Each record is to be printed again precisely as it reads.

● Excerpted data:
######
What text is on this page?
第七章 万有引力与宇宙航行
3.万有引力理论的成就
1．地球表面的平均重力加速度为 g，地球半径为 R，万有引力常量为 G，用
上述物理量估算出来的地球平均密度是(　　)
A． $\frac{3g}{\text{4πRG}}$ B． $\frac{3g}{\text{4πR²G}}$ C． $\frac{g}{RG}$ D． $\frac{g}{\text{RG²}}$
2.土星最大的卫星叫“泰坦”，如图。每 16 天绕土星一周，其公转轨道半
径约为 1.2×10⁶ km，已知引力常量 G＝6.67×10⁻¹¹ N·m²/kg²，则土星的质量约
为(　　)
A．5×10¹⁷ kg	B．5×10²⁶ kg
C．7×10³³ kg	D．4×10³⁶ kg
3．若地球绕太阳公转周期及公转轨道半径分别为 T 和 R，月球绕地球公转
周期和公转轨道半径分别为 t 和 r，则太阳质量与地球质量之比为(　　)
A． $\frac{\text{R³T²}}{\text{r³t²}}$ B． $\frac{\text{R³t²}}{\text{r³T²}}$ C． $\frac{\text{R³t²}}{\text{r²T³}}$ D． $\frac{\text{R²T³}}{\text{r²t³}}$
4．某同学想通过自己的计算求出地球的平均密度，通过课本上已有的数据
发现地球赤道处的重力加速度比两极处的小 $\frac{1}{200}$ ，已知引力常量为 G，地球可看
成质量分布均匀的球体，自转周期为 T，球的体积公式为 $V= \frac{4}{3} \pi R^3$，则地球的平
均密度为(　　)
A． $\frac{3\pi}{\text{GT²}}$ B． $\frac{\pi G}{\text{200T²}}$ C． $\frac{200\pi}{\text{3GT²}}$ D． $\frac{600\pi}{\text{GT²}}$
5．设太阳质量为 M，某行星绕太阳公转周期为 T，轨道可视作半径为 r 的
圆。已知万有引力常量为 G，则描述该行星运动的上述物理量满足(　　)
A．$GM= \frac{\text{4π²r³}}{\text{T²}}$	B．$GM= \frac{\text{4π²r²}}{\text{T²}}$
######
● Response to the task:
What text is on this page?
第七章 万有引力与宇宙航行
3.万有引力理论的成就
1．地球表面的平均重力加速度为 g，地球半径为 R，万有引力常量为 G，用
上述物理量估算出来的地球平均密度是(　　)
A． $\frac{3g}{\text{4πRG}}$ B． $\frac{3g}{\text{4πR²G}}$ C． $\frac{g}{RG}$ D． $\frac{g}{\text{RG²}}$
2.土星最大的卫星叫“泰坦”，如图。每 16 天绕土星一周，其公转轨道半
径约为 1.2×10⁶ km，已知引力常量 G＝6.67×10⁻¹¹ N·m²/kg²，则土星的质量约
为(　　)
A．5×10¹⁷ kg	B．5×10²⁶ kg
C．7×10³³ kg	D．4×10³⁶ kg
3．若地球绕太阳公转周期及公转轨道半径分别为 T 和 R，月球绕地球公转
周期和公转轨道半径分别为 t 和 r，则太阳质量与地球质量之比为(　　)
A． $\frac{\text{R³T²}}{\text{r³t²}}$ B． $\frac{\text{R³t²}}{\text{r³T²}}$ C． $\frac{\text{R³t²}}{\text{r²T³}}$ D． $\frac{\text{R²T³}}{\text{r²t³}}$
4．某同学想通过自己的计算求出地球的平均密度，通过课本上已有的数据
发现地球赤道处的重力加速度比两极处的小 $\frac{1}{200}$ ，已知引力常量为 G，地球可看
成质量分布均匀的球体，自转周期为 T，球的体积公式为 $V= \frac{4}{3} \pi R^3$，则地球的平
均密度为(　　)
A． $\frac{3\pi}{\text{GT²}}$ B． $\frac{\pi G}{\text{200T²}}$ C． $\frac{200\pi}{\text{3GT²}}$ D． $\frac{600\pi}{\text{GT²}}$
5．设太阳质量为 M，某行星绕太阳公转周期为 T，轨道可视作半径为 r 的
圆。已知万有引力常量为 G，则描述该行星运动的上述物理量满足(　　)
A．$GM= \frac{\text{4π²r³}}{\text{T²}}$	B．$GM= \frac{\text{4π²r²}}{\text{T²}}$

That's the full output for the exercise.